[TEXTO-BASE]
Em 1978, fiz um teste como revisor no mesmo jornal e não passei: o que sabe um garoto de 16 anos sobre Língua Portuguesa, correções e que tais? Embora sempre tenha sido um leitor ávido, ainda não tinha conhecimentos plenos que permitiriam minha contratação para a importante função. No mesmo ano, passei num teste na rádio Difusora (que décadas depois passaria a pertencer ao grupo). Por causa da idade, o teste foi para redator. Ainda não foi daquela vez que passaria a trabalhar diretamente com notícias.

Em abril de 1979, consegui o meu primeiro emprego com carteira assinada. Ao conversar com um dos então diretores do Diário da Franca, o saudoso José Edison de Paula Marques, o “Essinho”, fui chamado para fazer um teste como revisor. Ao dar a notícia em casa, um dos meus irmãos (Wilson, também de saudosa memória), questionou se eu teria que ler as matérias ao contrário e de cabeça para baixo - assim como ele, muita gente ainda acreditava que os jornais eram feitos com tipos de chumbo e que a revisão era feita direta no componedor (onde eram alinhados os tipos). Nem se tinha idéia de que existiam linotipos ou provas (impressão da matéria em papel para que as correções fossem feitas). Mas a coisa já estava mais adiantada do que ele pensava: a impressão off-set, que ainda hoje se usa, era o que havia de mais moderno na imprensa, cuja revolução apresentada por Johannes Gutenberg por volta de 1439 (o uso de tipos móveis) foi sucedida pelas linotipos e pela rotogravura, antes de desembocar na chamada impressão a frio.

[OS DADOS]
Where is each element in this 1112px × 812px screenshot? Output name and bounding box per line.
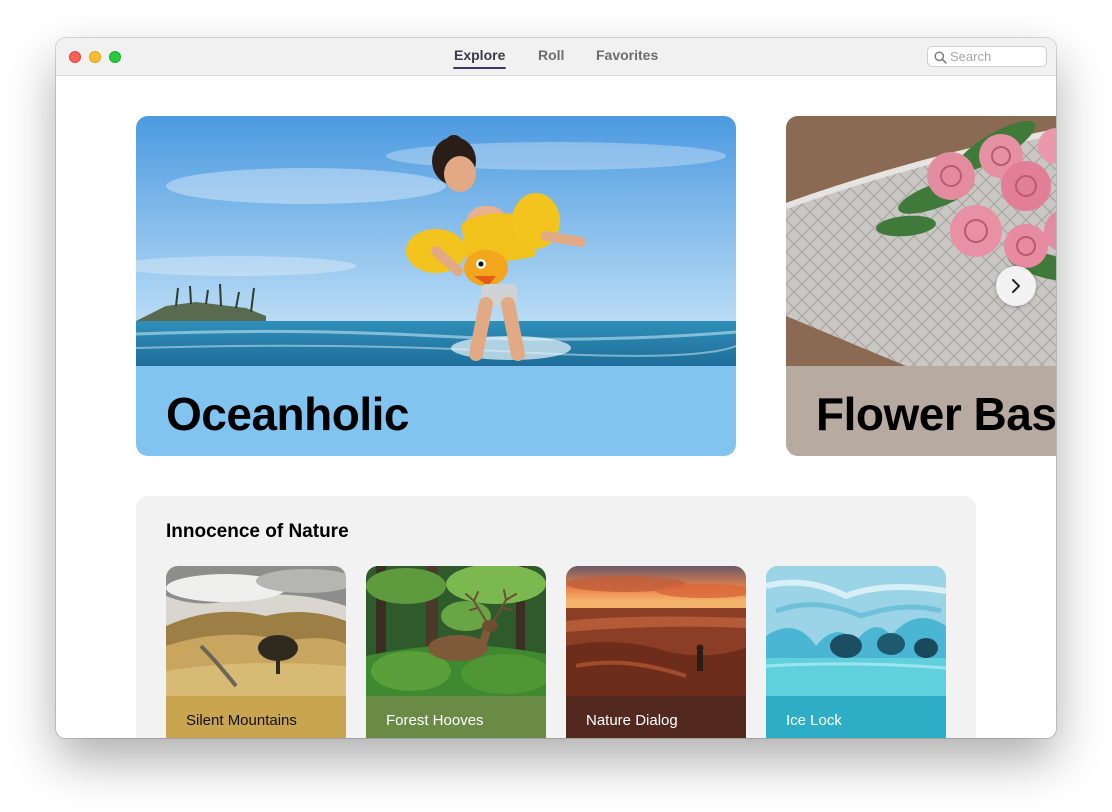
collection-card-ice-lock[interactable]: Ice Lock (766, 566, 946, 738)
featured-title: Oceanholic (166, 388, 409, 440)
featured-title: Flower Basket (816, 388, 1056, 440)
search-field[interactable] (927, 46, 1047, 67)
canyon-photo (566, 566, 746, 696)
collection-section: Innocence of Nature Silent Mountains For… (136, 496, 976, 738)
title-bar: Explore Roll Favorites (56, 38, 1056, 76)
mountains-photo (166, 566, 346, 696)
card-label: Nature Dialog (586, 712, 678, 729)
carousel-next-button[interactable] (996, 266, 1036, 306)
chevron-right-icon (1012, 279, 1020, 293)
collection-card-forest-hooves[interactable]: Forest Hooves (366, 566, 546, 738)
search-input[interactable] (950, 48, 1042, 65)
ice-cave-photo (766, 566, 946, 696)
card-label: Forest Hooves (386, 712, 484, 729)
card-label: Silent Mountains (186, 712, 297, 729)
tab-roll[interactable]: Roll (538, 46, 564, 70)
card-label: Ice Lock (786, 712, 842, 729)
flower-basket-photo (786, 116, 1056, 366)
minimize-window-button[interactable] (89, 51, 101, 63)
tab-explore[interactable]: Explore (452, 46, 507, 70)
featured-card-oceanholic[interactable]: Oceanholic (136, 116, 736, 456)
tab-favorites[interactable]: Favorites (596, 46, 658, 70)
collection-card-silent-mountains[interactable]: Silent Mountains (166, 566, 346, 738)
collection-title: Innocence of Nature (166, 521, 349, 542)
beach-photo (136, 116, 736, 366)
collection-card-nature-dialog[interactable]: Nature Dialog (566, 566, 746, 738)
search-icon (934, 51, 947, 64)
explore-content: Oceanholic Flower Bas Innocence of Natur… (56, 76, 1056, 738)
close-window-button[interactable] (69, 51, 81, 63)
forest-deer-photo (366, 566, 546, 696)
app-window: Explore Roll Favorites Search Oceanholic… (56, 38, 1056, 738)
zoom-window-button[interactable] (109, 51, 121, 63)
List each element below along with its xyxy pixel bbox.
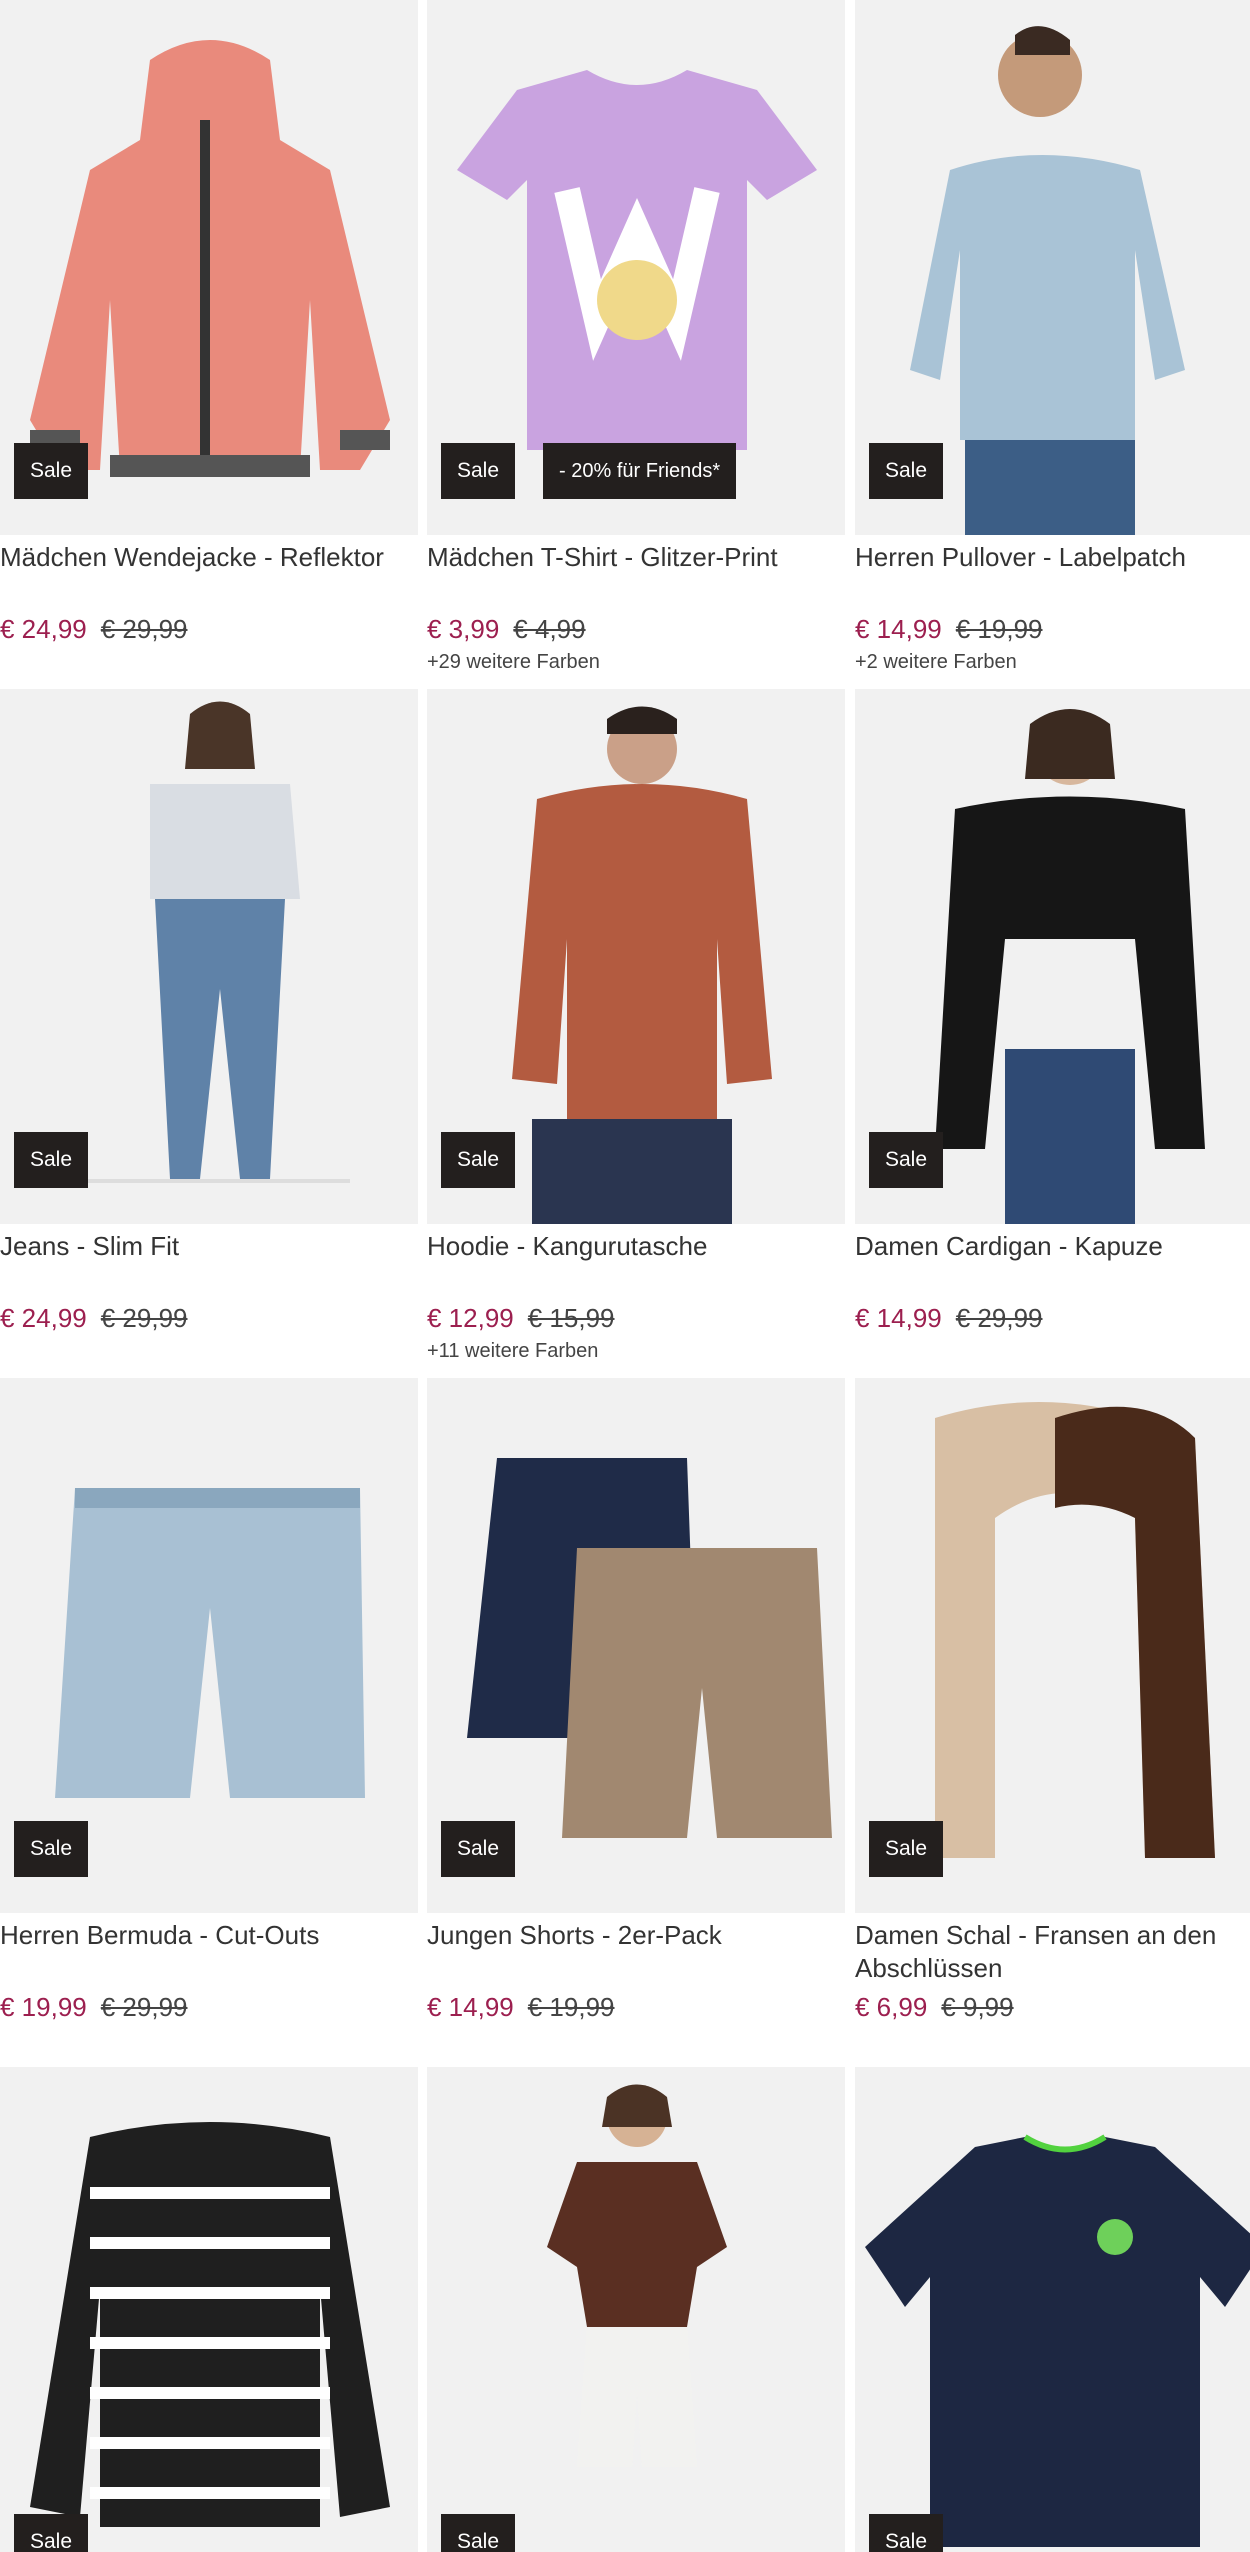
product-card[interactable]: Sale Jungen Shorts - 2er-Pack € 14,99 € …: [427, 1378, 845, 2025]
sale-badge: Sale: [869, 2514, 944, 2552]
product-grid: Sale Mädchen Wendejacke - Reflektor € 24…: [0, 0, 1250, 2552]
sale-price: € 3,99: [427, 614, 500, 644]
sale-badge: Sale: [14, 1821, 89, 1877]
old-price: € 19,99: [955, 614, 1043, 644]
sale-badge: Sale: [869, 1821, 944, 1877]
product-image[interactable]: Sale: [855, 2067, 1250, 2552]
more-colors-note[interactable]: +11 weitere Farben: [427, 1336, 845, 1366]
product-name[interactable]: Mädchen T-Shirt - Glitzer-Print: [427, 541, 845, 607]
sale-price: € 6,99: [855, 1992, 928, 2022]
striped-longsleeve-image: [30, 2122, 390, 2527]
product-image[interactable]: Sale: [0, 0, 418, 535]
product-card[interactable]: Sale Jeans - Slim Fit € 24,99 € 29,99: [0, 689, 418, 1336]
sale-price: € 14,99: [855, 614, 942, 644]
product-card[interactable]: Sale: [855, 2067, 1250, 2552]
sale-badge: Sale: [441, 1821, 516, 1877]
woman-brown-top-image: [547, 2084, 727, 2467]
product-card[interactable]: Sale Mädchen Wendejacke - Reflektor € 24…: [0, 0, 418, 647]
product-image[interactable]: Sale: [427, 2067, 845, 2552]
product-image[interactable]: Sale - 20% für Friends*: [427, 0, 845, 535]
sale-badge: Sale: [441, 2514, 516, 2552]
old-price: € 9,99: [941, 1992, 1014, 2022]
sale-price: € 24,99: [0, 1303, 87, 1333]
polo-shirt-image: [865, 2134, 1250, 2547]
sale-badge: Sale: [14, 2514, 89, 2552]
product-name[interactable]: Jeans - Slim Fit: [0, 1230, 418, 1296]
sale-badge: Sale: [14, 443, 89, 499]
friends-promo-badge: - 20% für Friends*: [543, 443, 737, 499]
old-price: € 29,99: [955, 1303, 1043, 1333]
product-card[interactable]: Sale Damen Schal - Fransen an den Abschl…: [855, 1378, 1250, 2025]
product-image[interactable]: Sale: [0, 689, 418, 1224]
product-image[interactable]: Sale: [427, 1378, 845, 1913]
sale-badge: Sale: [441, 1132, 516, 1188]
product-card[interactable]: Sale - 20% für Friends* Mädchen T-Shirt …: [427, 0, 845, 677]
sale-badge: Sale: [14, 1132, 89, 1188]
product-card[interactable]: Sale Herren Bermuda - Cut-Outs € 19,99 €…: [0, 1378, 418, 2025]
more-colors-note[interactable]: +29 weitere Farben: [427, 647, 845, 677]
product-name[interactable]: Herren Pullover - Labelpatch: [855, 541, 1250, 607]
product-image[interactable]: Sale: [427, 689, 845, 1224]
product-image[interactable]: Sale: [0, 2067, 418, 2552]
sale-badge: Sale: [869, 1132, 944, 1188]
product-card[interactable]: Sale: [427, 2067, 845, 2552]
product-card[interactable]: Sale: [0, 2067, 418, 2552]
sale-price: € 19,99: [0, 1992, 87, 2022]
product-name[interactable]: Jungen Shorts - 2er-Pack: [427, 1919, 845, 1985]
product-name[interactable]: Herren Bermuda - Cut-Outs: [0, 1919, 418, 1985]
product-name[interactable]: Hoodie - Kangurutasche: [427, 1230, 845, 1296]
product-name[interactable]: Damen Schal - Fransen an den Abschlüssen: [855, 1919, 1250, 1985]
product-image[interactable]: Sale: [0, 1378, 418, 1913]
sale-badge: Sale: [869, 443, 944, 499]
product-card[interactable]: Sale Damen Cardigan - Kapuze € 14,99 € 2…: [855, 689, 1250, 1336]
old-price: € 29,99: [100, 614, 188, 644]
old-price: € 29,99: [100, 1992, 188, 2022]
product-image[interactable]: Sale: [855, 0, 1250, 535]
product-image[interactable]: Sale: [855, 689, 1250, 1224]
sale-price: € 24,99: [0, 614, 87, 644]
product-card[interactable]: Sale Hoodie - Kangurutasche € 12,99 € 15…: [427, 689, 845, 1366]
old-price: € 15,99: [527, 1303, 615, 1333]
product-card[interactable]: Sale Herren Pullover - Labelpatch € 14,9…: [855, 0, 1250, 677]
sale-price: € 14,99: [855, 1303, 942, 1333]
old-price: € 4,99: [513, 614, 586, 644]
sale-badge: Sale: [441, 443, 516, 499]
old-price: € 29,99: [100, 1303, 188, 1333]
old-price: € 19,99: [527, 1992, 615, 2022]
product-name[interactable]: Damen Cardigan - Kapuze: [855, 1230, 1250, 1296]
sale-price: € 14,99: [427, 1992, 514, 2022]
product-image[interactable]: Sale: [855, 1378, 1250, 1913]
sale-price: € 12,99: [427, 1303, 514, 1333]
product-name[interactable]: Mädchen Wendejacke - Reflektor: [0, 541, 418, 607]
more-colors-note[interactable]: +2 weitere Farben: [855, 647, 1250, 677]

[EXERCÍCIOS PROPOSTOS]
(a) Reproduza literalmente as linhas de dados que vão da que contém "collection-card-ice-lock[interactable]: Ice Lock" até a que contém "search-icon (934, 51, 947, 64)", incluindo as duas.
(b) Dê continuidade ao relato sobre o início no jornalismo a partir do ponto em que ele termina.

[RESPOSTAS]
(a)
collection-card-ice-lock[interactable]: Ice Lock (766, 566, 946, 738)
featured-title: Oceanholic (166, 388, 409, 440)
featured-title: Flower Basket (816, 388, 1056, 440)
search-field[interactable] (927, 46, 1047, 67)
canyon-photo (566, 566, 746, 696)
collection-section: Innocence of Nature Silent Mountains For… (136, 496, 976, 738)
title-bar: Explore Roll Favorites (56, 38, 1056, 76)
mountains-photo (166, 566, 346, 696)
card-label: Nature Dialog (586, 712, 678, 729)
carousel-next-button[interactable] (996, 266, 1036, 306)
chevron-right-icon (1012, 279, 1020, 293)
collection-card-forest-hooves[interactable]: Forest Hooves (366, 566, 546, 738)
search-input[interactable] (950, 48, 1042, 65)
ice-cave-photo (766, 566, 946, 696)
card-label: Forest Hooves (386, 712, 484, 729)
card-label: Silent Mountains (186, 712, 297, 729)
tab-roll[interactable]: Roll (538, 46, 564, 70)
card-label: Ice Lock (786, 712, 842, 729)
flower-basket-photo (786, 116, 1056, 366)
minimize-window-button[interactable] (89, 51, 101, 63)
tab-explore[interactable]: Explore (452, 46, 507, 70)
featured-card-oceanholic[interactable]: Oceanholic (136, 116, 736, 456)
tab-favorites[interactable]: Favorites (596, 46, 658, 70)
collection-card-silent-mountains[interactable]: Silent Mountains (166, 566, 346, 738)
collection-title: Innocence of Nature (166, 521, 349, 542)
beach-photo (136, 116, 736, 366)
collection-card-nature-dialog[interactable]: Nature Dialog (566, 566, 746, 738)
search-icon (934, 51, 947, 64)

(b)
No ano seguinte, tentei o Comércio de novo. Exatamente no dia 30 de junho de 1980, quando o Comércio completava 65 anos de existência, depois de uma conversa com o jornalista Corrêa Neves e um rápido teste realizado no sábado anterior, dia 28, cumpri meu primeiro dia de jornada. Meu contrato foi assinado no dia 1º de julho do mesmo ano. Tinha eu 18 anos e um mundo pela frente. Como revisor - que o jornalista Corrêa Neves preferia denominar “confrontador de texto”, com razão (eu tinha que conferir o texto digitado com o original) -, consegui aprender estrutura de redação, métrica de títulos e muitos outros truques e dicas que permitiram que eu conseguisse me tornar redator.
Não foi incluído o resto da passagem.